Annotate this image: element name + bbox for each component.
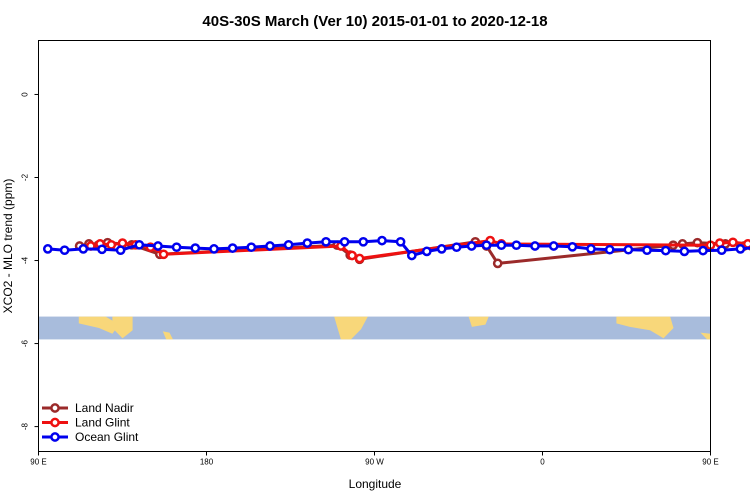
ocean-glint-point <box>436 244 447 254</box>
ocean-glint-point <box>451 242 462 253</box>
ocean-glint-point <box>171 242 182 253</box>
ocean-glint-point <box>265 241 275 251</box>
ocean-glint-point <box>190 243 201 253</box>
x-tick-label: 90 W <box>365 458 384 467</box>
legend-label: Land Nadir <box>75 401 134 415</box>
series-ocean-glint <box>42 235 750 261</box>
ocean-glint-point <box>339 236 350 247</box>
land-glint-point <box>742 239 750 249</box>
land-glint-point <box>354 253 365 264</box>
legend-item-land-nadir: Land Nadir <box>42 401 134 415</box>
map-land <box>700 332 711 340</box>
y-axis-label: XCO2 - MLO trend (ppm) <box>1 179 15 314</box>
ocean-glint-point <box>496 240 507 251</box>
land-nadir-point <box>492 258 503 269</box>
y-tick-label: -2 <box>21 173 30 181</box>
ocean-glint-point <box>623 244 634 255</box>
ocean-glint-point <box>567 241 578 252</box>
x-tick-label: 180 <box>200 458 214 467</box>
ocean-glint-point <box>642 245 652 256</box>
legend-item-land-glint: Land Glint <box>42 416 130 430</box>
map-land <box>162 331 173 340</box>
ocean-glint-point <box>42 244 53 254</box>
ocean-glint-point <box>481 240 492 251</box>
ocean-glint-point <box>358 236 369 247</box>
ocean-glint-point <box>209 244 219 254</box>
legend-swatch-marker <box>50 417 60 428</box>
ocean-glint-point <box>395 236 406 247</box>
plot-frame <box>38 40 711 452</box>
ocean-glint-point <box>246 242 257 253</box>
ocean-glint-point <box>153 241 163 251</box>
ocean-glint-point <box>302 238 313 248</box>
map-land <box>112 316 133 339</box>
ocean-glint-point <box>735 244 746 254</box>
ocean-glint-point <box>586 244 596 254</box>
ocean-glint-point <box>59 245 70 256</box>
y-tick-label: 0 <box>21 92 30 97</box>
ocean-glint-point <box>78 244 89 254</box>
land-glint-point <box>106 239 117 250</box>
legend-label: Land Glint <box>75 416 130 430</box>
ocean-glint-point <box>679 246 690 257</box>
x-axis-label: Longitude <box>349 477 402 491</box>
ocean-glint-point <box>406 250 417 261</box>
x-axis: 90 E 180 90 W 0 90 E <box>30 451 719 467</box>
land-glint-point <box>158 249 169 260</box>
chart-title: 40S-30S March (Ver 10) 2015-01-01 to 202… <box>202 13 547 30</box>
x-tick-label: 0 <box>540 458 545 467</box>
ocean-glint-point <box>134 239 145 250</box>
ocean-glint-point <box>97 244 107 255</box>
map-land <box>616 316 674 339</box>
y-tick-label: -8 <box>21 422 30 430</box>
ocean-glint-point <box>115 245 126 256</box>
land-glint-point <box>347 250 357 261</box>
ocean-glint-point <box>227 243 238 253</box>
ocean-glint-point <box>511 240 522 251</box>
ocean-glint-point <box>530 241 540 251</box>
legend-swatch-marker <box>50 432 60 442</box>
map-ocean <box>38 316 711 340</box>
ocean-glint-point <box>421 246 432 257</box>
map-land <box>334 316 368 340</box>
map-land <box>468 316 489 327</box>
ocean-glint-point <box>466 241 477 251</box>
ocean-glint-point <box>321 236 331 247</box>
ocean-glint-point <box>604 244 615 255</box>
x-tick-label: 90 E <box>30 458 46 467</box>
land-glint-point <box>728 237 738 248</box>
ocean-glint-point <box>377 235 387 246</box>
series-layer <box>42 235 750 269</box>
ocean-glint-point <box>283 239 294 250</box>
x-tick-label: 90 E <box>702 458 718 467</box>
map-strip <box>38 316 711 340</box>
ocean-glint-point <box>698 245 708 256</box>
legend-label: Ocean Glint <box>75 430 139 444</box>
ocean-glint-point <box>548 241 559 251</box>
y-tick-label: -4 <box>21 256 30 264</box>
y-tick-label: -6 <box>21 339 30 347</box>
ocean-glint-point <box>716 245 727 256</box>
map-land <box>78 316 120 334</box>
legend-swatch-marker <box>50 403 60 413</box>
ocean-glint-point <box>660 245 671 256</box>
y-axis: 0 -2 -4 -6 -8 <box>21 92 39 430</box>
legend-item-ocean-glint: Ocean Glint <box>42 430 139 444</box>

# The task
Lay out every line of the items above as a numbered list, skipping any blank lines. Leave the pictures out of your answer.

# Reply to the task
1. Annotate this image: element name + bbox for each component.
2. ocean-glint-point <box>436 244 447 254</box>
3. ocean-glint-point <box>451 242 462 253</box>
4. ocean-glint-point <box>171 242 182 253</box>
5. ocean-glint-point <box>265 241 275 251</box>
6. ocean-glint-point <box>190 243 201 253</box>
7. x-tick-label: 90 W <box>365 458 384 467</box>
8. legend-label: Land Nadir <box>75 401 134 415</box>
9. series-ocean-glint <box>42 235 750 261</box>
10. ocean-glint-point <box>339 236 350 247</box>
11. land-glint-point <box>742 239 750 249</box>
12. land-glint-point <box>354 253 365 264</box>
13. legend-item-land-nadir: Land Nadir <box>42 401 134 415</box>
14. map-land <box>700 332 711 340</box>
15. y-axis-label: XCO2 - MLO trend (ppm) <box>1 179 15 314</box>
16. ocean-glint-point <box>496 240 507 251</box>
17. land-nadir-point <box>492 258 503 269</box>
18. y-tick-label: -2 <box>21 173 30 181</box>
19. ocean-glint-point <box>623 244 634 255</box>
20. ocean-glint-point <box>567 241 578 252</box>
21. x-tick-label: 180 <box>200 458 214 467</box>
22. ocean-glint-point <box>642 245 652 256</box>
23. legend-item-land-glint: Land Glint <box>42 416 130 430</box>
24. map-land <box>162 331 173 340</box>
25. ocean-glint-point <box>42 244 53 254</box>
26. ocean-glint-point <box>481 240 492 251</box>
27. ocean-glint-point <box>358 236 369 247</box>
28. ocean-glint-point <box>209 244 219 254</box>
29. legend-swatch-marker <box>50 417 60 428</box>
30. ocean-glint-point <box>395 236 406 247</box>
31. plot-frame <box>38 40 711 452</box>
32. ocean-glint-point <box>246 242 257 253</box>
33. ocean-glint-point <box>153 241 163 251</box>
34. ocean-glint-point <box>302 238 313 248</box>
35. map-land <box>112 316 133 339</box>
36. ocean-glint-point <box>735 244 746 254</box>
37. ocean-glint-point <box>586 244 596 254</box>
38. ocean-glint-point <box>59 245 70 256</box>
39. y-tick-label: 0 <box>21 92 30 97</box>
40. ocean-glint-point <box>78 244 89 254</box>
41. land-glint-point <box>106 239 117 250</box>
42. legend-label: Land Glint <box>75 416 130 430</box>
43. ocean-glint-point <box>679 246 690 257</box>
44. x-axis-label: Longitude <box>349 477 402 491</box>
45. ocean-glint-point <box>406 250 417 261</box>
46. x-axis: 90 E 180 90 W 0 90 E <box>30 451 719 467</box>
47. land-glint-point <box>158 249 169 260</box>
48. chart-title: 40S-30S March (Ver 10) 2015-01-01 to 202… <box>202 13 547 30</box>
49. x-tick-label: 0 <box>540 458 545 467</box>
50. ocean-glint-point <box>134 239 145 250</box>
51. ocean-glint-point <box>97 244 107 255</box>
52. map-land <box>616 316 674 339</box>
53. y-tick-label: -8 <box>21 422 30 430</box>
54. ocean-glint-point <box>115 245 126 256</box>
55. land-glint-point <box>347 250 357 261</box>
56. ocean-glint-point <box>227 243 238 253</box>
57. ocean-glint-point <box>511 240 522 251</box>
58. ocean-glint-point <box>530 241 540 251</box>
59. legend-swatch-marker <box>50 432 60 442</box>
60. map-ocean <box>38 316 711 340</box>
61. ocean-glint-point <box>421 246 432 257</box>
62. map-land <box>334 316 368 340</box>
63. map-land <box>468 316 489 327</box>
64. ocean-glint-point <box>466 241 477 251</box>
65. ocean-glint-point <box>321 236 331 247</box>
66. ocean-glint-point <box>604 244 615 255</box>
67. x-tick-label: 90 E <box>30 458 46 467</box>
68. land-glint-point <box>728 237 738 248</box>
69. ocean-glint-point <box>377 235 387 246</box>
70. series-layer <box>42 235 750 269</box>
71. ocean-glint-point <box>283 239 294 250</box>
72. x-tick-label: 90 E <box>702 458 718 467</box>
73. map-strip <box>38 316 711 340</box>
74. ocean-glint-point <box>698 245 708 256</box>
75. legend-label: Ocean Glint <box>75 430 139 444</box>
76. ocean-glint-point <box>548 241 559 251</box>
77. y-tick-label: -4 <box>21 256 30 264</box>
78. y-tick-label: -6 <box>21 339 30 347</box>
79. ocean-glint-point <box>716 245 727 256</box>
80. map-land <box>78 316 120 334</box>
81. legend-swatch-marker <box>50 403 60 413</box>
82. ocean-glint-point <box>660 245 671 256</box>
83. y-axis: 0 -2 -4 -6 -8 <box>21 92 39 430</box>
84. legend-item-ocean-glint: Ocean Glint <box>42 430 139 444</box>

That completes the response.